═════ STORED RECORDS
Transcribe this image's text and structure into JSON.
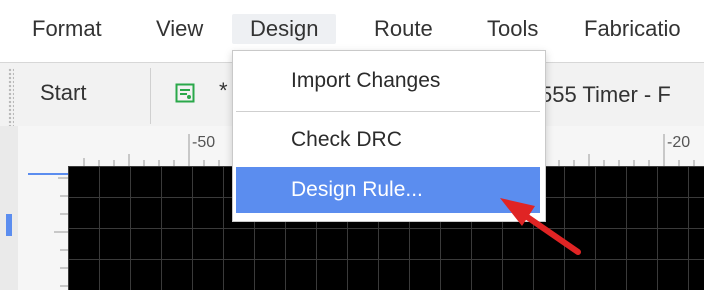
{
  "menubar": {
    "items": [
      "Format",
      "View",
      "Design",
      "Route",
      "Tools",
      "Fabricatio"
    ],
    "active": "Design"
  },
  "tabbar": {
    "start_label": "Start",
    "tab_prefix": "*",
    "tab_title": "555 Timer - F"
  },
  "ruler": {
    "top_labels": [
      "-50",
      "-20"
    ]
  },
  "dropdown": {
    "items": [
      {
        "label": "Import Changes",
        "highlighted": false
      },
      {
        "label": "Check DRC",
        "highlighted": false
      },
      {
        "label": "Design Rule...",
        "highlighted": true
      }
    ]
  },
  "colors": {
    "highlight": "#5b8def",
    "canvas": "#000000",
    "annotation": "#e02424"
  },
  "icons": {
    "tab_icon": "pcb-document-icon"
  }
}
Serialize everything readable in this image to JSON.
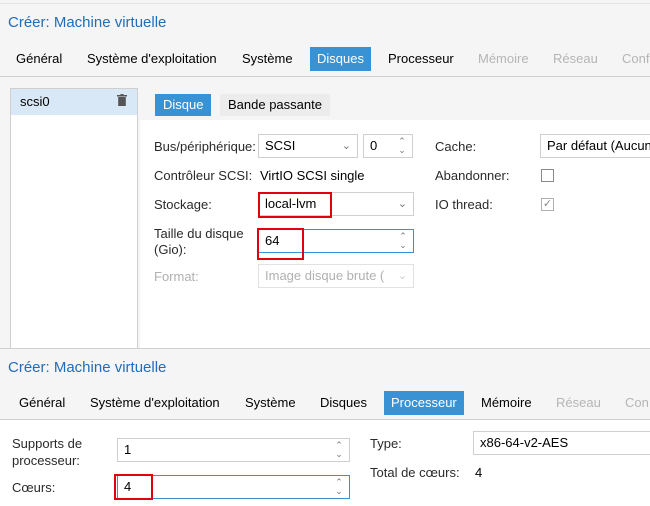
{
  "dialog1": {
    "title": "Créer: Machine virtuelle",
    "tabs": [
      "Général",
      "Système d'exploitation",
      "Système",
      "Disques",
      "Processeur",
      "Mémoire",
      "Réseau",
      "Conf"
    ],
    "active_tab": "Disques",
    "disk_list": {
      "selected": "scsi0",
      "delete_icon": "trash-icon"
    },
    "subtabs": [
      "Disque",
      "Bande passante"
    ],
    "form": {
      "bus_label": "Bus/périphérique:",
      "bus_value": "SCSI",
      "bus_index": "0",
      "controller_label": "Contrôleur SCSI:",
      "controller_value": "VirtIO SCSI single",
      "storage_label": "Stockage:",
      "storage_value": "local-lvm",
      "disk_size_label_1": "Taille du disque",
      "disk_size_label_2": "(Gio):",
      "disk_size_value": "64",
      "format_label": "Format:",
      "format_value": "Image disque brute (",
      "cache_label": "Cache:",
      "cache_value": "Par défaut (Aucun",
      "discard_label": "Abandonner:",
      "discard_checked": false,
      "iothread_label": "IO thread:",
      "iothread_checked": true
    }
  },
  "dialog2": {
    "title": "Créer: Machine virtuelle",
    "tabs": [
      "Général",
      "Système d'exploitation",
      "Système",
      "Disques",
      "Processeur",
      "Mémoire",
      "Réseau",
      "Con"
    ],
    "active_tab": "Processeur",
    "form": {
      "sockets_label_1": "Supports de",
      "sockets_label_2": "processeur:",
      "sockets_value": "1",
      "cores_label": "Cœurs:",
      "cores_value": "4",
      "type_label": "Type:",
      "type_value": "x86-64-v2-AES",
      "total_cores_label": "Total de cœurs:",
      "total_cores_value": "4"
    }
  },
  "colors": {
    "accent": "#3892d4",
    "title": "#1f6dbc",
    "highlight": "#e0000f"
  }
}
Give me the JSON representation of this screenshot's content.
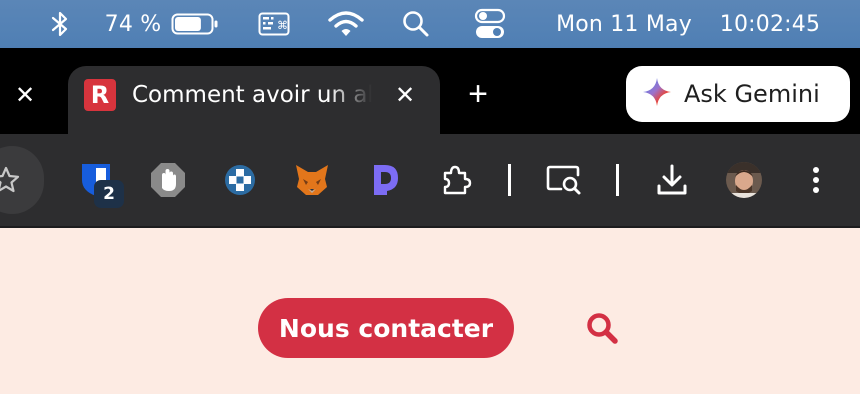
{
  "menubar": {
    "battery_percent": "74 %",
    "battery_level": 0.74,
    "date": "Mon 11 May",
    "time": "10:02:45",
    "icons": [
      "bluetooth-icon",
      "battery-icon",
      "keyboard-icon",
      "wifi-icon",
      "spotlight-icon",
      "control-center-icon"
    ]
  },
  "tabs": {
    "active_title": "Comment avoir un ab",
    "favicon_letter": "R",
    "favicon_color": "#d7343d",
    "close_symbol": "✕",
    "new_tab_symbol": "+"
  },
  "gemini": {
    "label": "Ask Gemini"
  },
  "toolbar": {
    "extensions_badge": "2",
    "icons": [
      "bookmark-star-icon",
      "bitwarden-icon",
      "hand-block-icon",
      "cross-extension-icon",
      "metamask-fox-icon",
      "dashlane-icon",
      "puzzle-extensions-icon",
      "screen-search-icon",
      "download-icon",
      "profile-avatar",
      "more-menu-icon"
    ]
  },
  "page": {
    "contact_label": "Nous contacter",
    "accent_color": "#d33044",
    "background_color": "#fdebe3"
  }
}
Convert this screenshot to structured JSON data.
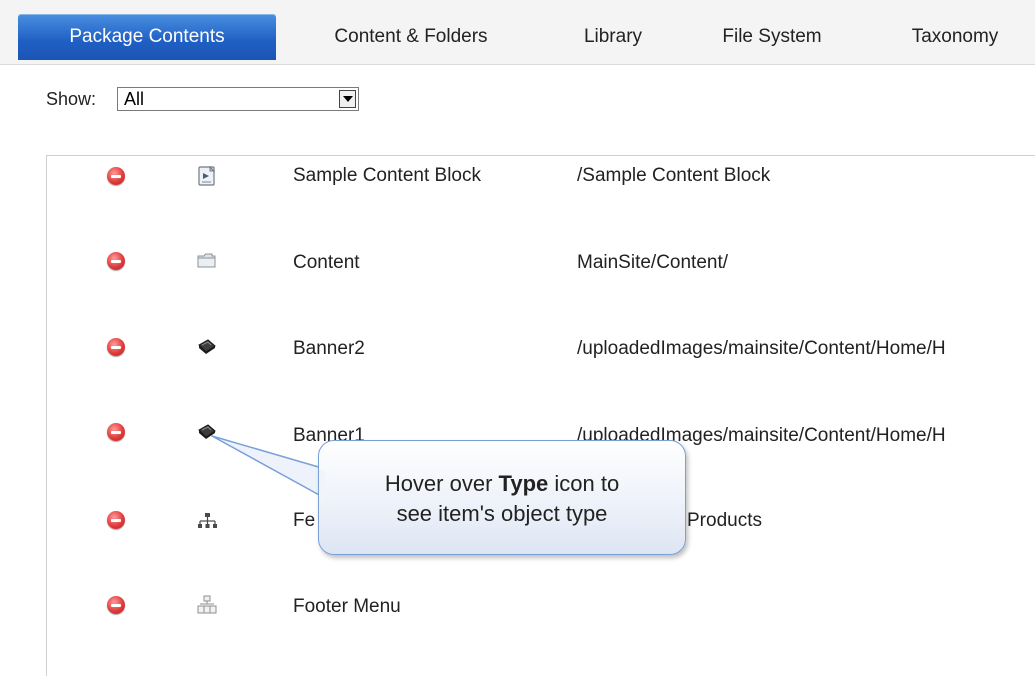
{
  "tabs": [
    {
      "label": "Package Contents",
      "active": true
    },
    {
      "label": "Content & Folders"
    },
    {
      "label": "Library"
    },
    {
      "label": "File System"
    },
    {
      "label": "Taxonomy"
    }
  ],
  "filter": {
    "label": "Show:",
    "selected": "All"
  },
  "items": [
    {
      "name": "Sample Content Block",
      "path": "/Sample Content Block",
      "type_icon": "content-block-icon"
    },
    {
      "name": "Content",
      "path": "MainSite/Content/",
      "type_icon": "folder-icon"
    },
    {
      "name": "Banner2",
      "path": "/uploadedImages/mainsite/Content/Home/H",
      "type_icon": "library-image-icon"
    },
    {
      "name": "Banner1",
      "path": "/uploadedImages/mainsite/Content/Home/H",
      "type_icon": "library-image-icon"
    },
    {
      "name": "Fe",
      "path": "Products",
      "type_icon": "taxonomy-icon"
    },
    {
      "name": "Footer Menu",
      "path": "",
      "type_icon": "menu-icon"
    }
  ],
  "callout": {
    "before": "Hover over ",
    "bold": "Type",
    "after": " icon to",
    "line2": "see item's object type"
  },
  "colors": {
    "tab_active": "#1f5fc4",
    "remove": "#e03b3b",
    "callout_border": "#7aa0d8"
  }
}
══════════
◆ **GOAL OF THE EXERCISE**: Reproduce the entries above exactly. Do not include the images.

◆ **RESPONSE**:
Transcribe this image's text and structure into JSON.
{
  "menubar": {
    "items": [
      "Format",
      "View",
      "Design",
      "Route",
      "Tools",
      "Fabricatio"
    ],
    "active": "Design"
  },
  "tabbar": {
    "start_label": "Start",
    "tab_prefix": "*",
    "tab_title": "555 Timer - F"
  },
  "ruler": {
    "top_labels": [
      "-50",
      "-20"
    ]
  },
  "dropdown": {
    "items": [
      {
        "label": "Import Changes",
        "highlighted": false
      },
      {
        "label": "Check DRC",
        "highlighted": false
      },
      {
        "label": "Design Rule...",
        "highlighted": true
      }
    ]
  },
  "colors": {
    "highlight": "#5b8def",
    "canvas": "#000000",
    "annotation": "#e02424"
  },
  "icons": {
    "tab_icon": "pcb-document-icon"
  }
}
Serialize everything readable in this image to JSON.
{
  "dialog1": {
    "title": "Créer: Machine virtuelle",
    "tabs": [
      "Général",
      "Système d'exploitation",
      "Système",
      "Disques",
      "Processeur",
      "Mémoire",
      "Réseau",
      "Conf"
    ],
    "active_tab": "Disques",
    "disk_list": {
      "selected": "scsi0",
      "delete_icon": "trash-icon"
    },
    "subtabs": [
      "Disque",
      "Bande passante"
    ],
    "form": {
      "bus_label": "Bus/périphérique:",
      "bus_value": "SCSI",
      "bus_index": "0",
      "controller_label": "Contrôleur SCSI:",
      "controller_value": "VirtIO SCSI single",
      "storage_label": "Stockage:",
      "storage_value": "local-lvm",
      "disk_size_label_1": "Taille du disque",
      "disk_size_label_2": "(Gio):",
      "disk_size_value": "64",
      "format_label": "Format:",
      "format_value": "Image disque brute (",
      "cache_label": "Cache:",
      "cache_value": "Par défaut (Aucun",
      "discard_label": "Abandonner:",
      "discard_checked": false,
      "iothread_label": "IO thread:",
      "iothread_checked": true
    }
  },
  "dialog2": {
    "title": "Créer: Machine virtuelle",
    "tabs": [
      "Général",
      "Système d'exploitation",
      "Système",
      "Disques",
      "Processeur",
      "Mémoire",
      "Réseau",
      "Con"
    ],
    "active_tab": "Processeur",
    "form": {
      "sockets_label_1": "Supports de",
      "sockets_label_2": "processeur:",
      "sockets_value": "1",
      "cores_label": "Cœurs:",
      "cores_value": "4",
      "type_label": "Type:",
      "type_value": "x86-64-v2-AES",
      "total_cores_label": "Total de cœurs:",
      "total_cores_value": "4"
    }
  },
  "colors": {
    "accent": "#3892d4",
    "title": "#1f6dbc",
    "highlight": "#e0000f"
  }
}
Give me the JSON representation of this screenshot's content.
{
  "menubar": {
    "battery_percent": "74 %",
    "battery_level": 0.74,
    "date": "Mon 11 May",
    "time": "10:02:45",
    "icons": [
      "bluetooth-icon",
      "battery-icon",
      "keyboard-icon",
      "wifi-icon",
      "spotlight-icon",
      "control-center-icon"
    ]
  },
  "tabs": {
    "active_title": "Comment avoir un ab",
    "favicon_letter": "R",
    "favicon_color": "#d7343d",
    "close_symbol": "✕",
    "new_tab_symbol": "+"
  },
  "gemini": {
    "label": "Ask Gemini"
  },
  "toolbar": {
    "extensions_badge": "2",
    "icons": [
      "bookmark-star-icon",
      "bitwarden-icon",
      "hand-block-icon",
      "cross-extension-icon",
      "metamask-fox-icon",
      "dashlane-icon",
      "puzzle-extensions-icon",
      "screen-search-icon",
      "download-icon",
      "profile-avatar",
      "more-menu-icon"
    ]
  },
  "page": {
    "contact_label": "Nous contacter",
    "accent_color": "#d33044",
    "background_color": "#fdebe3"
  }
}
Convert this screenshot to structured JSON data.
{
  "tabs": [
    {
      "label": "Package Contents",
      "active": true
    },
    {
      "label": "Content & Folders"
    },
    {
      "label": "Library"
    },
    {
      "label": "File System"
    },
    {
      "label": "Taxonomy"
    }
  ],
  "filter": {
    "label": "Show:",
    "selected": "All"
  },
  "items": [
    {
      "name": "Sample Content Block",
      "path": "/Sample Content Block",
      "type_icon": "content-block-icon"
    },
    {
      "name": "Content",
      "path": "MainSite/Content/",
      "type_icon": "folder-icon"
    },
    {
      "name": "Banner2",
      "path": "/uploadedImages/mainsite/Content/Home/H",
      "type_icon": "library-image-icon"
    },
    {
      "name": "Banner1",
      "path": "/uploadedImages/mainsite/Content/Home/H",
      "type_icon": "library-image-icon"
    },
    {
      "name": "Fe",
      "path": "Products",
      "type_icon": "taxonomy-icon"
    },
    {
      "name": "Footer Menu",
      "path": "",
      "type_icon": "menu-icon"
    }
  ],
  "callout": {
    "before": "Hover over ",
    "bold": "Type",
    "after": " icon to",
    "line2": "see item's object type"
  },
  "colors": {
    "tab_active": "#1f5fc4",
    "remove": "#e03b3b",
    "callout_border": "#7aa0d8"
  }
}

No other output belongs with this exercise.